Collected data:
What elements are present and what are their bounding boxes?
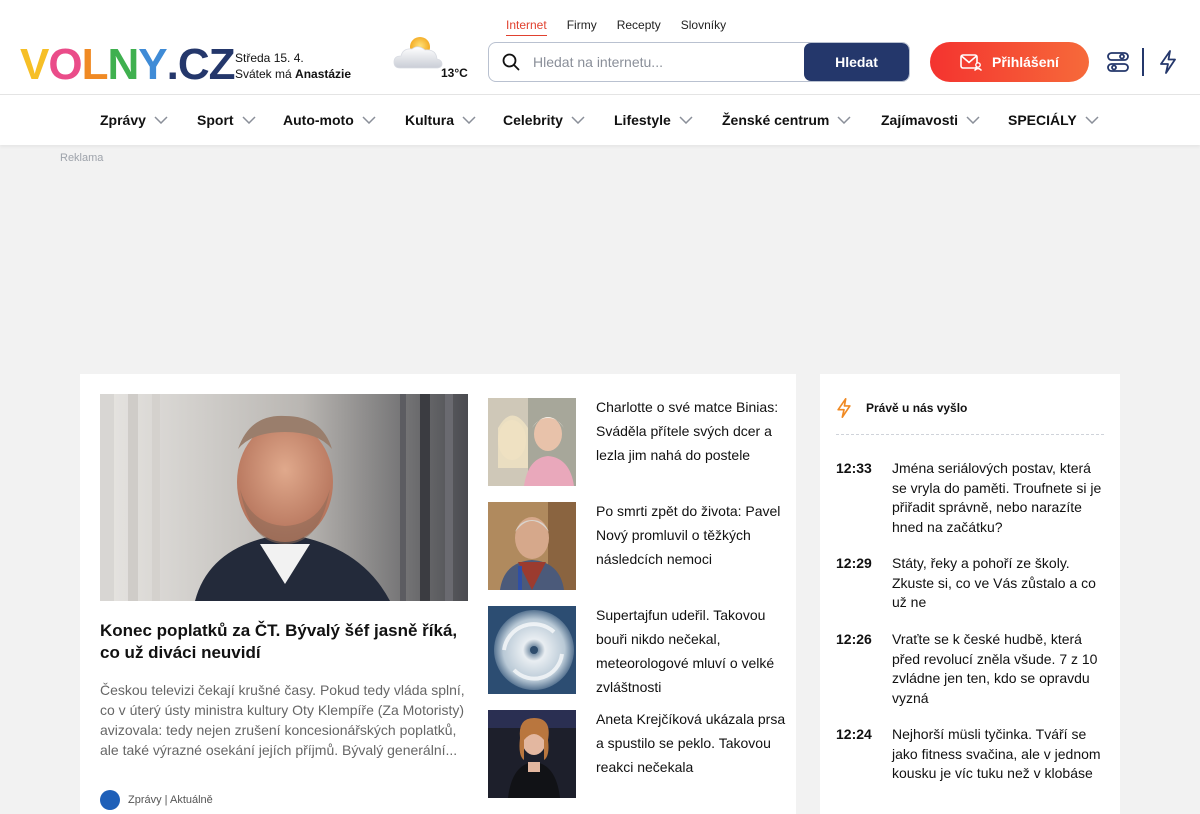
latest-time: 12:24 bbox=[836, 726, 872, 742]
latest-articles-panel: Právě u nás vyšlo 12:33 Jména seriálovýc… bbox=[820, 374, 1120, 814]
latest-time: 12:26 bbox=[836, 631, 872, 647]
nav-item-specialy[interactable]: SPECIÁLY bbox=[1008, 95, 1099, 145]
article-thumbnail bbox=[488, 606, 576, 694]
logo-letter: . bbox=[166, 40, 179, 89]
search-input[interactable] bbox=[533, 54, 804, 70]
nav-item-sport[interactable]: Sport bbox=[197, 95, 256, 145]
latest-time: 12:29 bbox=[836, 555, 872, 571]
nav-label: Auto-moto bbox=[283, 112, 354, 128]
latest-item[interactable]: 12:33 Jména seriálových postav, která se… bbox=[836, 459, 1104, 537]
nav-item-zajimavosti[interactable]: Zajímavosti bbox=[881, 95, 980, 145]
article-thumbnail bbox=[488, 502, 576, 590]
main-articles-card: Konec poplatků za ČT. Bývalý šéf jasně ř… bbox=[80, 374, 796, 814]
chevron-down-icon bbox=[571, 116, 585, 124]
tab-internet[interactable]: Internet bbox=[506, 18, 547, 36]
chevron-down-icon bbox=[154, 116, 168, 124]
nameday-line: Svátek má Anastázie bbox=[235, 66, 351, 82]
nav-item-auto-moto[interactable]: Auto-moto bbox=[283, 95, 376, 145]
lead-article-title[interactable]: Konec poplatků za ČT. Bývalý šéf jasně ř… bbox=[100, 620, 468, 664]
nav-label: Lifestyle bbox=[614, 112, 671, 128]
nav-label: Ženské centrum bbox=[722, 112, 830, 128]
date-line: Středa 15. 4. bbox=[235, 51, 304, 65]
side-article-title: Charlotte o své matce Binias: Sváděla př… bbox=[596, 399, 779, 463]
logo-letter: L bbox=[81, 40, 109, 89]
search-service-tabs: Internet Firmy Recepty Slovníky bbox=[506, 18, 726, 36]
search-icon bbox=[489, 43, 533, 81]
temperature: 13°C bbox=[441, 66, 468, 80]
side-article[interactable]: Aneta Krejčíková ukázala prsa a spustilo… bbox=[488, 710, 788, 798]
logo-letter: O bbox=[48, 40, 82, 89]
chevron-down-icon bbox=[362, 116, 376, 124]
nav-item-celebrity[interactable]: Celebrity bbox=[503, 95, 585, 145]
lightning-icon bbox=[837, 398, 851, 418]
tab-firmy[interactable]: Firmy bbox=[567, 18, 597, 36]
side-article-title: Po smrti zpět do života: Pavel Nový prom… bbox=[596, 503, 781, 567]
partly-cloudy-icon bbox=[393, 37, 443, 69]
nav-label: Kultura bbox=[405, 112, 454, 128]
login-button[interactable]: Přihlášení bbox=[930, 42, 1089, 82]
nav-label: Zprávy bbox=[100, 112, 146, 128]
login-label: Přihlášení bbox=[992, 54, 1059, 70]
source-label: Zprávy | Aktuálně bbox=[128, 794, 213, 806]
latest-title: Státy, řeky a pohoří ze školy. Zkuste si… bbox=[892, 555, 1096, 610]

Stated goal :: Could you write out every line of the records above word for word, leaving out the pictures?

Correct output ::
What elements are present and what are their bounding boxes?
latest-time: 12:24 bbox=[836, 726, 872, 742]
latest-articles-panel: Právě u nás vyšlo 12:33 Jména seriálovýc… bbox=[820, 374, 1120, 814]
latest-time: 12:26 bbox=[836, 631, 872, 647]
nav-item-specialy[interactable]: SPECIÁLY bbox=[1008, 95, 1099, 145]
article-thumbnail bbox=[488, 606, 576, 694]
logo-letter: . bbox=[166, 40, 179, 89]
search-input[interactable] bbox=[533, 54, 804, 70]
nav-item-sport[interactable]: Sport bbox=[197, 95, 256, 145]
latest-time: 12:29 bbox=[836, 555, 872, 571]
nav-label: Auto-moto bbox=[283, 112, 354, 128]
latest-item[interactable]: 12:33 Jména seriálových postav, která se… bbox=[836, 459, 1104, 537]
nav-item-zajimavosti[interactable]: Zajímavosti bbox=[881, 95, 980, 145]
article-thumbnail bbox=[488, 502, 576, 590]
main-articles-card: Konec poplatků za ČT. Bývalý šéf jasně ř… bbox=[80, 374, 796, 814]
chevron-down-icon bbox=[571, 116, 585, 124]
tab-internet[interactable]: Internet bbox=[506, 18, 547, 36]
chevron-down-icon bbox=[154, 116, 168, 124]
nameday-line: Svátek má Anastázie bbox=[235, 66, 351, 82]
nav-item-auto-moto[interactable]: Auto-moto bbox=[283, 95, 376, 145]
lead-article-title[interactable]: Konec poplatků za ČT. Bývalý šéf jasně ř… bbox=[100, 620, 468, 664]
nav-label: Lifestyle bbox=[614, 112, 671, 128]
nav-label: Ženské centrum bbox=[722, 112, 830, 128]
date-line: Středa 15. 4. bbox=[235, 51, 304, 65]
side-article-title: Charlotte o své matce Binias: Sváděla př… bbox=[596, 399, 779, 463]
logo-letter: L bbox=[81, 40, 109, 89]
search-service-tabs: Internet Firmy Recepty Slovníky bbox=[506, 18, 726, 36]
search-icon bbox=[489, 43, 533, 81]
temperature: 13°C bbox=[441, 66, 468, 80]
side-article[interactable]: Aneta Krejčíková ukázala prsa a spustilo… bbox=[488, 710, 788, 798]
logo-letter: O bbox=[48, 40, 82, 89]
chevron-down-icon bbox=[362, 116, 376, 124]
nav-item-celebrity[interactable]: Celebrity bbox=[503, 95, 585, 145]
lightning-icon bbox=[837, 398, 851, 418]
tab-firmy[interactable]: Firmy bbox=[567, 18, 597, 36]
side-article-title: Po smrti zpět do života: Pavel Nový prom… bbox=[596, 503, 781, 567]
partly-cloudy-icon bbox=[393, 37, 443, 69]
nav-label: Kultura bbox=[405, 112, 454, 128]
login-button[interactable]: Přihlášení bbox=[930, 42, 1089, 82]
nav-label: Zprávy bbox=[100, 112, 146, 128]
login-label: Přihlášení bbox=[992, 54, 1059, 70]
source-label: Zprávy | Aktuálně bbox=[128, 794, 213, 806]
latest-title: Státy, řeky a pohoří ze školy. Zkuste si… bbox=[892, 555, 1096, 610]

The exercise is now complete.